### Short exercise
Return each line that holds the word "CROSS".

### Provided records
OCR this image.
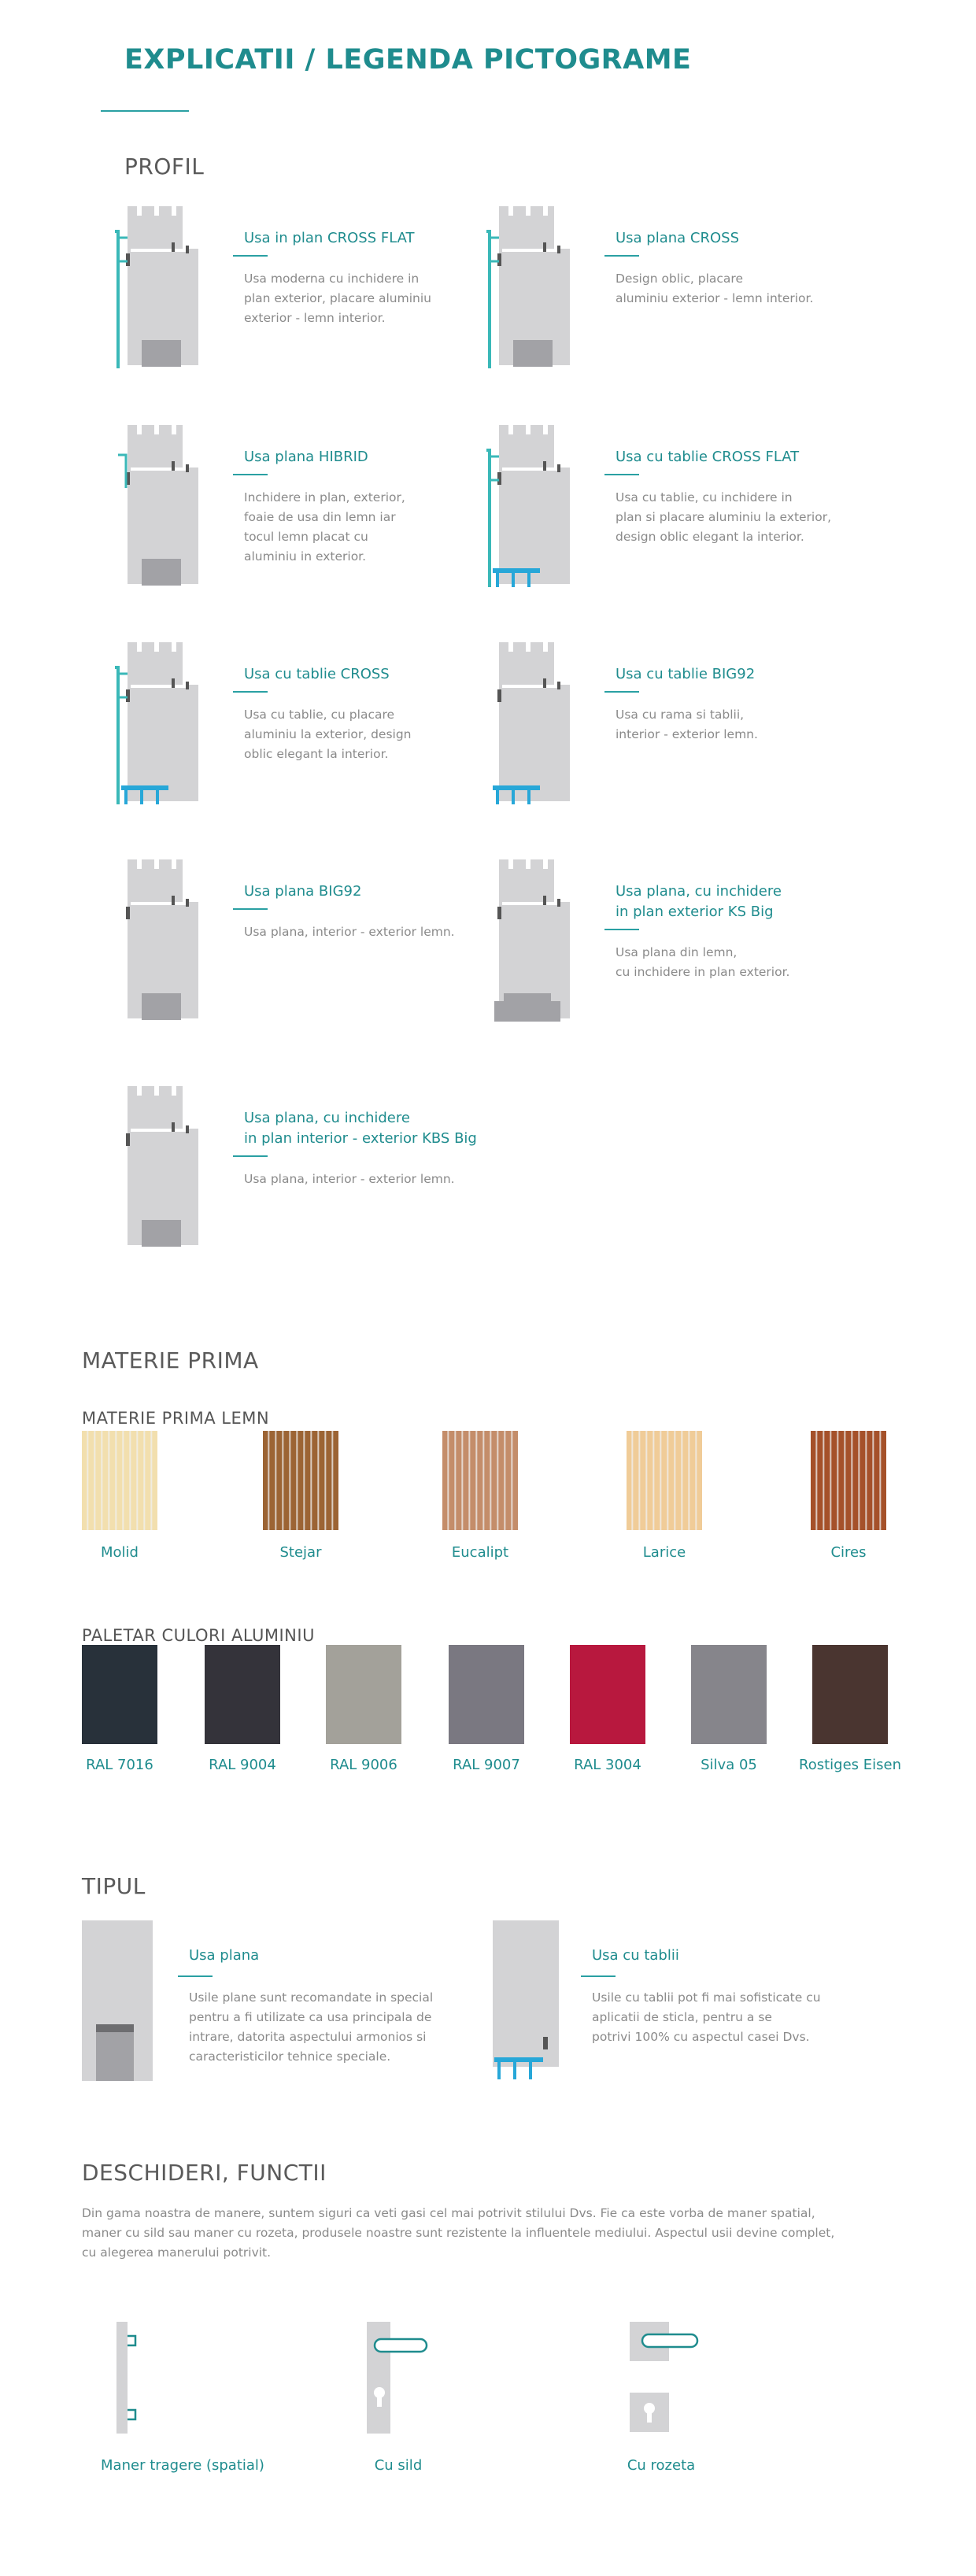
EXPLICATII / LEGENDA PICTOGRAME
PROFIL
Usa in plan CROSS FLAT
Usa moderna cu inchidere in
plan exterior, placare aluminiu
exterior - lemn interior.
Usa plana CROSS
Design oblic, placare
aluminiu exterior - lemn interior.
Usa plana HIBRID
Inchidere in plan, exterior,
foaie de usa din lemn iar
tocul lemn placat cu
aluminiu in exterior.
Usa cu tablie CROSS FLAT
Usa cu tablie, cu inchidere in
plan si placare aluminiu la exterior,
design oblic elegant la interior.
Usa cu tablie CROSS
Usa cu tablie, cu placare
aluminiu la exterior, design
oblic elegant la interior.
Usa cu tablie BIG92
Usa cu rama si tablii,
interior - exterior lemn.
Usa plana BIG92
Usa plana, interior - exterior lemn.
Usa plana, cu inchidere
in plan exterior KS Big
Usa plana din lemn,
cu inchidere in plan exterior.
Usa plana, cu inchidere
in plan interior - exterior KBS Big
Usa plana, interior - exterior lemn.
MATERIE PRIMA
MATERIE PRIMA LEMN
Molid	Stejar	Eucalipt	Larice	Cires
PALETAR CULORI ALUMINIU
RAL 7016	RAL 9004	RAL 9006	RAL 9007	RAL 3004	Silva 05	Rostiges Eisen
TIPUL
Usa plana
Usile plane sunt recomandate in special
pentru a fi utilizate ca usa principala de
intrare, datorita aspectului armonios si
caracteristicilor tehnice speciale.
Usa cu tablii
Usile cu tablii pot fi mai sofisticate cu
aplicatii de sticla, pentru a se
potrivi 100% cu aspectul casei Dvs.
DESCHIDERI, FUNCTII
Din gama noastra de manere, suntem siguri ca veti gasi cel mai potrivit stilului Dvs. Fie ca este vorba de maner spatial,
maner cu sild sau maner cu rozeta, produsele noastre sunt rezistente la influentele mediului. Aspectul usii devine complet,
cu alegerea manerului potrivit.
Maner tragere (spatial)	Cu sild	Cu rozeta
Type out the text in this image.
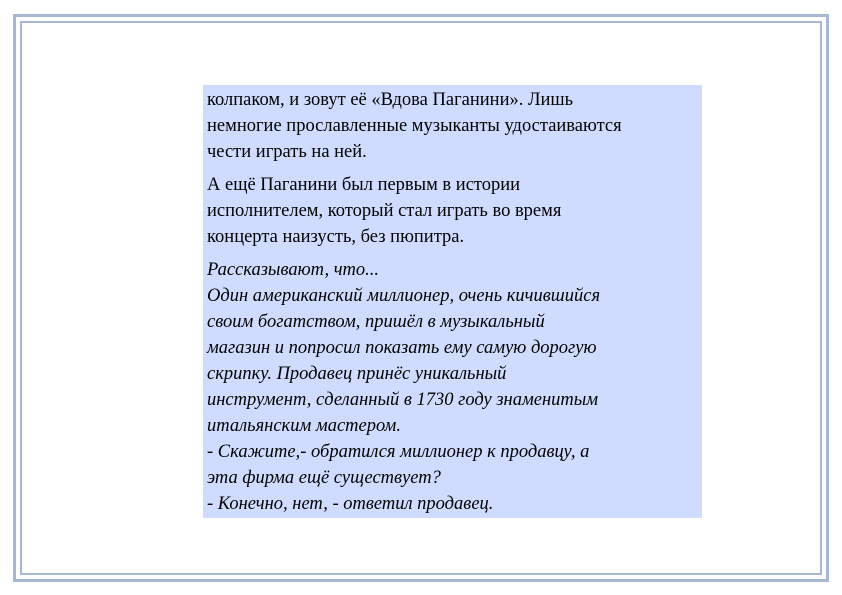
колпаком, и зовут её «Вдова Паганини». Лишь
немногие прославленные музыканты удостаиваются
чести играть на ней.

А ещё Паганини был первым в истории
исполнителем, который стал играть во время
концерта наизусть, без пюпитра.

Рассказывают, что...
Один американский миллионер, очень кичившийся
своим богатством, пришёл в музыкальный
магазин и попросил показать ему самую дорогую
скрипку. Продавец принёс уникальный
инструмент, сделанный в 1730 году знаменитым
итальянским мастером.
- Скажите,- обратился миллионер к продавцу, а
эта фирма ещё существует?
- Конечно, нет, - ответил продавец.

### Correct answer
Usa in plan CROSS FLAT
Usa plana CROSS
Usa cu tablie CROSS FLAT
Usa cu tablie CROSS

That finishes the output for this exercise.